* Begin TASK DATA *
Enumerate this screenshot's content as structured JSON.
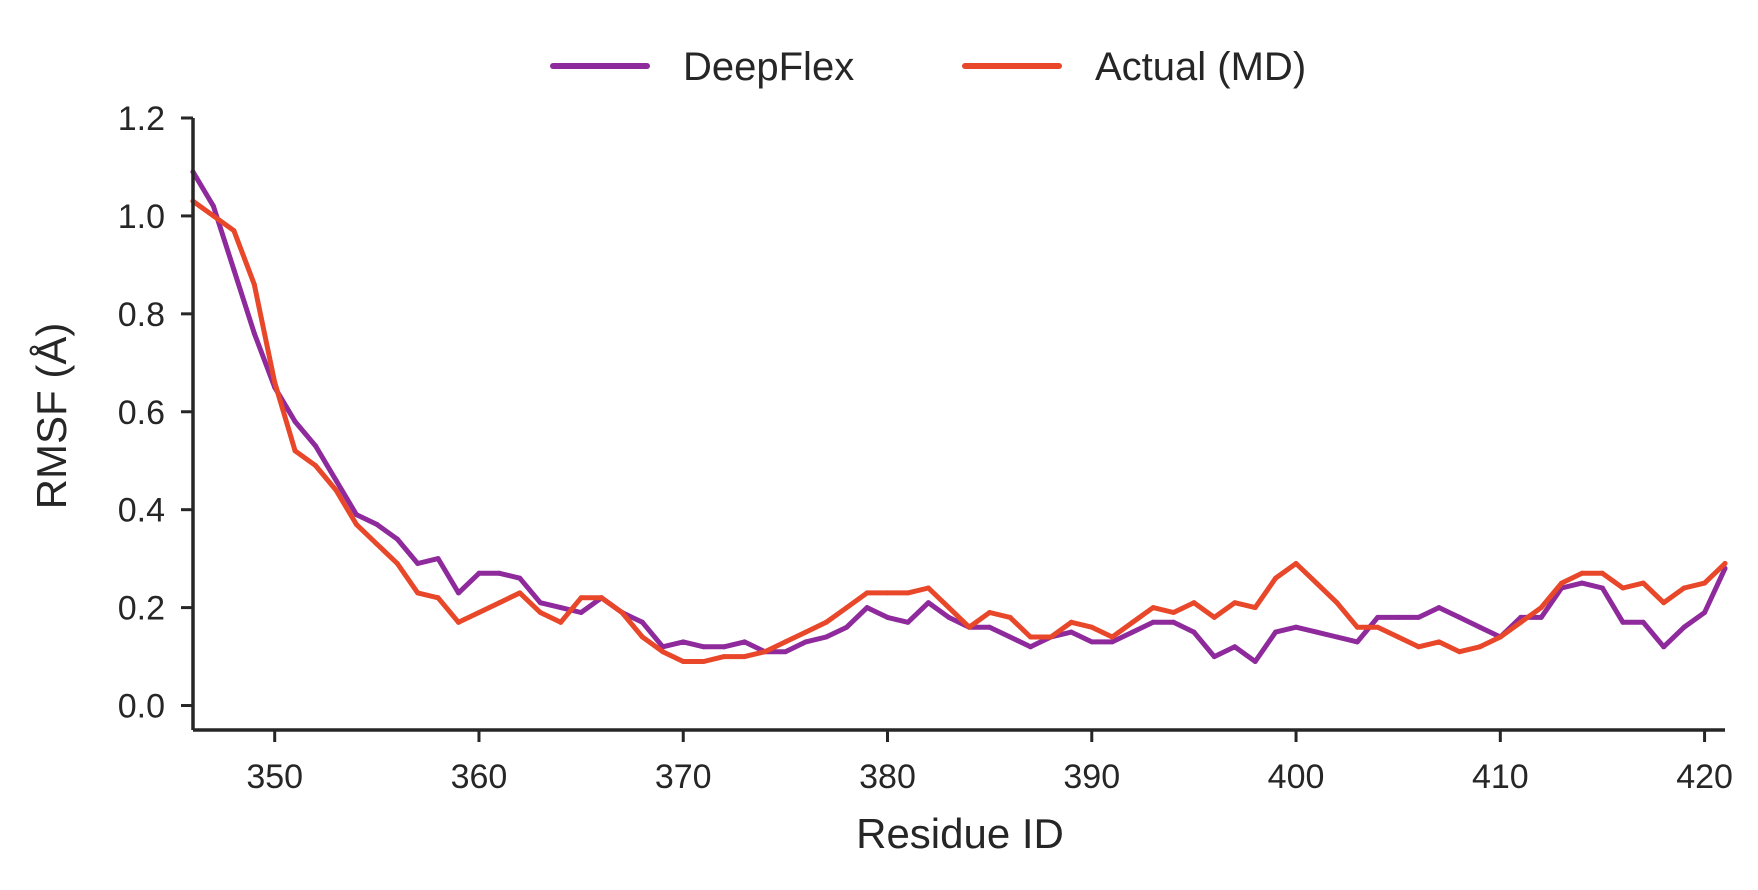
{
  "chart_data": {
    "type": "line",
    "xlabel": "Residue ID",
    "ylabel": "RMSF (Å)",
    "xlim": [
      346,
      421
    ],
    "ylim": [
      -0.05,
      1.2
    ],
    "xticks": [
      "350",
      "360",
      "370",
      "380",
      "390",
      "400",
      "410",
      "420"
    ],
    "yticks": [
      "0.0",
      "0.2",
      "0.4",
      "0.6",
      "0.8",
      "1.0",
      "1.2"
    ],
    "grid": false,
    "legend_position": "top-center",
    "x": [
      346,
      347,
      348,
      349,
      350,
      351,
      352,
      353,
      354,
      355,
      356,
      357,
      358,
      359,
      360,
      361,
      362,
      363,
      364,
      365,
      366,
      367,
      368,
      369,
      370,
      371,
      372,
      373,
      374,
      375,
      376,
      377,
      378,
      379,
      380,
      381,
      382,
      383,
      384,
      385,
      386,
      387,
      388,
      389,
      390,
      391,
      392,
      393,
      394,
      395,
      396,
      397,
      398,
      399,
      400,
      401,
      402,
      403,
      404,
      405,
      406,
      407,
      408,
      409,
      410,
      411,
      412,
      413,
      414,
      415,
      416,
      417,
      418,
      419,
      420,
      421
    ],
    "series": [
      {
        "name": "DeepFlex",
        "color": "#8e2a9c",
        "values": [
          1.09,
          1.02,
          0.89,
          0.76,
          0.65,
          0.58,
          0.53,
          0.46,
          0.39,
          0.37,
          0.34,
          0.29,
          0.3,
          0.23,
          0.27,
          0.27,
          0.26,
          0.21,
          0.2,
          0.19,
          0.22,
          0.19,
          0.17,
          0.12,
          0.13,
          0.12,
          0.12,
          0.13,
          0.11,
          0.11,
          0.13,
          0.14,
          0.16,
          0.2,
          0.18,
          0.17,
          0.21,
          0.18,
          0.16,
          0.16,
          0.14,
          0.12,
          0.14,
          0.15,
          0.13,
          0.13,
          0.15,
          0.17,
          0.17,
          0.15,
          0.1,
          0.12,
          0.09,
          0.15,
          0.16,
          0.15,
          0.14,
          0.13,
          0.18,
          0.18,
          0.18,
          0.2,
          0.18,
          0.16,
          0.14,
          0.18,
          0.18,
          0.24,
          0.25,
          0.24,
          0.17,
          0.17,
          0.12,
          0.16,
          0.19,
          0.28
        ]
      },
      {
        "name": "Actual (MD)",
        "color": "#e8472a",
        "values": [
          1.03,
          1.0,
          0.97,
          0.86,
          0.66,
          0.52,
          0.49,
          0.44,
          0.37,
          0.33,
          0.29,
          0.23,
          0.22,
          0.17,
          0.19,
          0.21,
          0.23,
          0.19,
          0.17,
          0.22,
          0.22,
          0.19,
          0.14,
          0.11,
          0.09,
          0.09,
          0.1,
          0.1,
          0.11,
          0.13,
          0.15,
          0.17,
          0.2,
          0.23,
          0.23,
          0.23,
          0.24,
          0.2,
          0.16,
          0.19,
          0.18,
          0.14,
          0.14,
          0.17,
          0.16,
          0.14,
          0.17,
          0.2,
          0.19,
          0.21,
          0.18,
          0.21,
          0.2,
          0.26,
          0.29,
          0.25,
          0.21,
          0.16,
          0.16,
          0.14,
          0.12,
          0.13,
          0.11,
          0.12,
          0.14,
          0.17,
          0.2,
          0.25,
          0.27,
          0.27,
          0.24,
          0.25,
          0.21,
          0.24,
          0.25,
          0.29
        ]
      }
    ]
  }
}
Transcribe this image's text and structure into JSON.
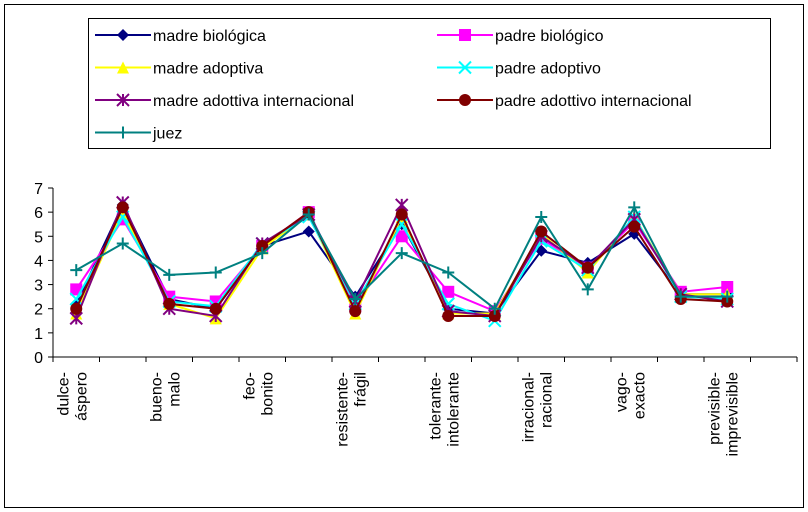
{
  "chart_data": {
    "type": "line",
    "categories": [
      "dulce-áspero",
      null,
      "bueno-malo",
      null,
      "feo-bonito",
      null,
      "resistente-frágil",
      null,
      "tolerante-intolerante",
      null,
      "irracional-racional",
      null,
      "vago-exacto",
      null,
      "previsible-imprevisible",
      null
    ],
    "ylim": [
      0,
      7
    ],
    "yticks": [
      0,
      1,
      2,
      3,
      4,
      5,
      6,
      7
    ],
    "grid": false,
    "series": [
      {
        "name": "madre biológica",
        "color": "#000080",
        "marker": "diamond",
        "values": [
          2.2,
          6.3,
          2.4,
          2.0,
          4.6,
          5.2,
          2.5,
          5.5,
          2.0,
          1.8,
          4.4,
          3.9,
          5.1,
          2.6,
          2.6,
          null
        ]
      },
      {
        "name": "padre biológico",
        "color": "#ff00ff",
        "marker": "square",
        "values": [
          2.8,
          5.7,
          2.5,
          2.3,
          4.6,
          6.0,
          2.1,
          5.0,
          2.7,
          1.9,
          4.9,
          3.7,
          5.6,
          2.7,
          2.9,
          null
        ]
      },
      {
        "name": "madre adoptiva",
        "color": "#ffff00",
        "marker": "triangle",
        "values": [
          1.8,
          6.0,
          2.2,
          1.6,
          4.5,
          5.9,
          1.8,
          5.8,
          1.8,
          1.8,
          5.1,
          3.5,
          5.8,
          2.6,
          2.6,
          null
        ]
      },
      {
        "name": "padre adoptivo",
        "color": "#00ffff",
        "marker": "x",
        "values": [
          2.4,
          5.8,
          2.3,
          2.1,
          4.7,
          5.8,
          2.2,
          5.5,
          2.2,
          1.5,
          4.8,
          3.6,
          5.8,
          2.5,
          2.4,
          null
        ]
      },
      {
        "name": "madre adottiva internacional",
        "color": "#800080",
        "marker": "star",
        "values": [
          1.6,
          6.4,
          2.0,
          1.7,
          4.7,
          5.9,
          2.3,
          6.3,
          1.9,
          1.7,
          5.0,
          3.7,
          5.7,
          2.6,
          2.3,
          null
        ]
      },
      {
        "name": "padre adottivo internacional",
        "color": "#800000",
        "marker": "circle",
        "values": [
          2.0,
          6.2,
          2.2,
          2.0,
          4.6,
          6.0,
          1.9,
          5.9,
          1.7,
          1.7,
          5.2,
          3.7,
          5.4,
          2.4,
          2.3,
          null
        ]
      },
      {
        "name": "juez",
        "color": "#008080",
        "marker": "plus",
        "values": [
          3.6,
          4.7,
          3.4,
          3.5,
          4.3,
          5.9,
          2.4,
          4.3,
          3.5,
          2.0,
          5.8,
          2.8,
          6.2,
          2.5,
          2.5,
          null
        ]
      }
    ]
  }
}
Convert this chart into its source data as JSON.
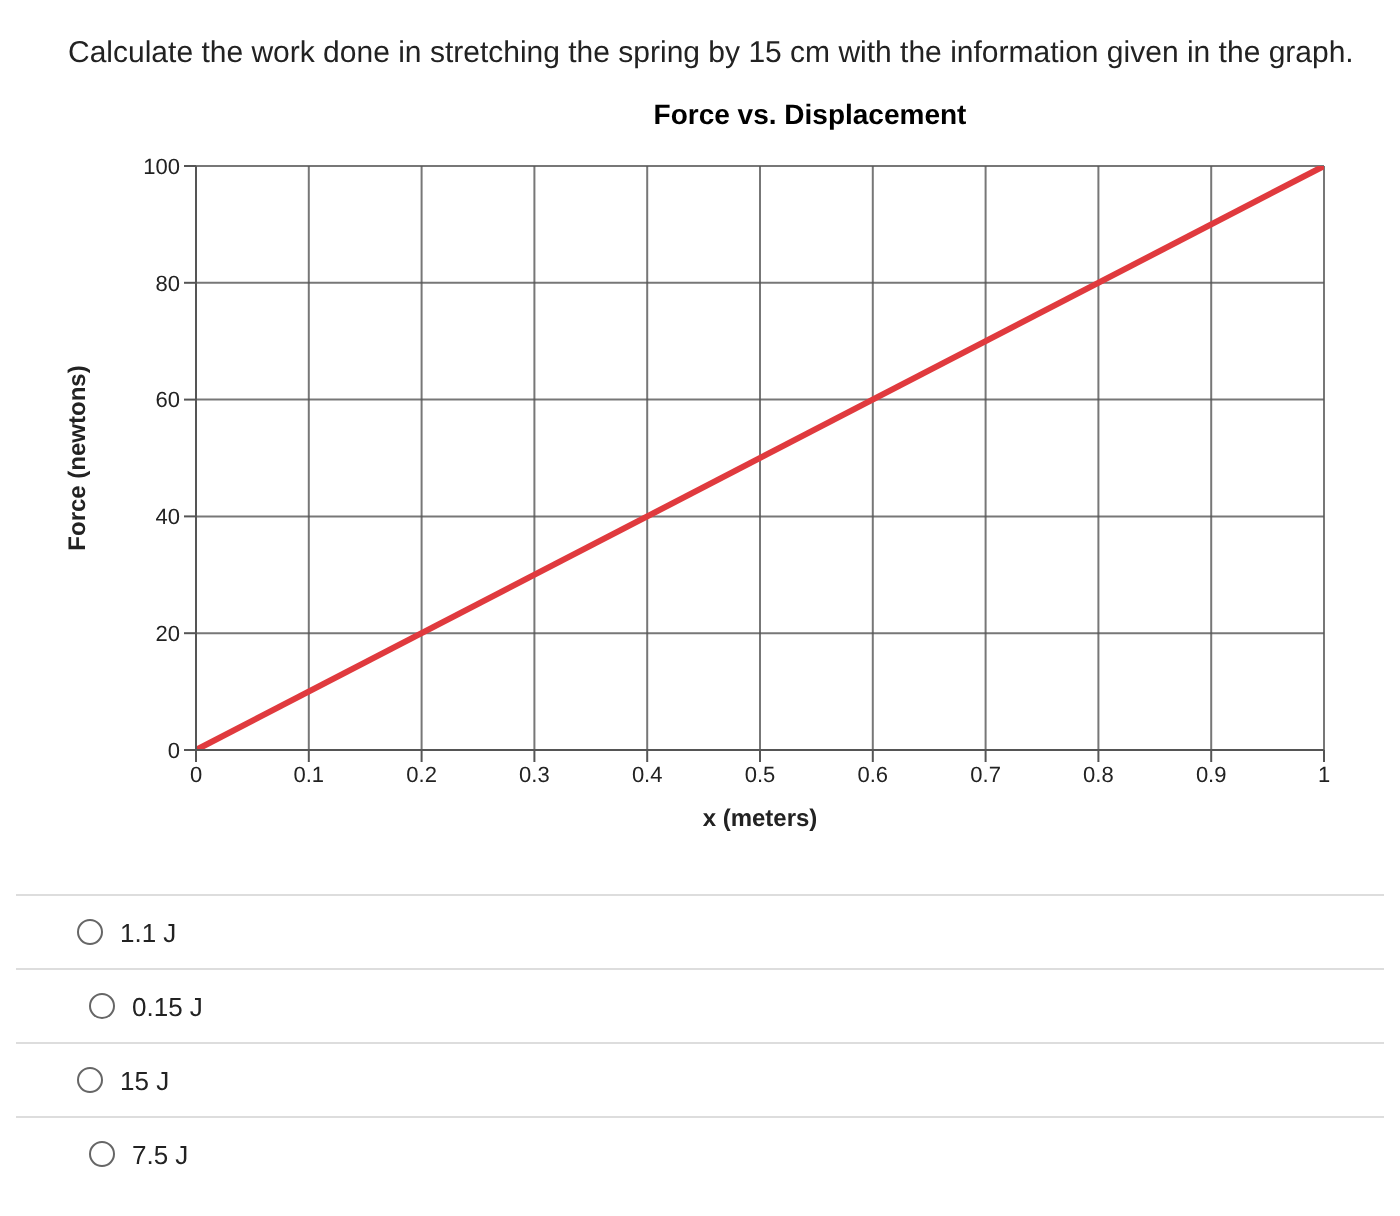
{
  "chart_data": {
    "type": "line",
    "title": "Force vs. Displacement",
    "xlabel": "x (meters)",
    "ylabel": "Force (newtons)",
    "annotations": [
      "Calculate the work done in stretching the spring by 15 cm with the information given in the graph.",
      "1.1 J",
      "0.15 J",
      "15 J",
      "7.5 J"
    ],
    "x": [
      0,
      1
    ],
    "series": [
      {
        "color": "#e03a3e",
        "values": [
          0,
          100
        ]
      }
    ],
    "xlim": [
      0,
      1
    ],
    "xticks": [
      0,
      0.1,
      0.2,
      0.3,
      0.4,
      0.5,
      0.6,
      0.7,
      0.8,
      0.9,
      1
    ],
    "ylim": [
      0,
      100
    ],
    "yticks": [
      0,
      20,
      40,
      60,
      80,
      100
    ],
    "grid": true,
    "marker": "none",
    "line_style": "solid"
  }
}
* End TASK DATA *
How many lines in the records above contain the word "name"? Reply with the number alone.

__THE COMPLETED TASK__:
9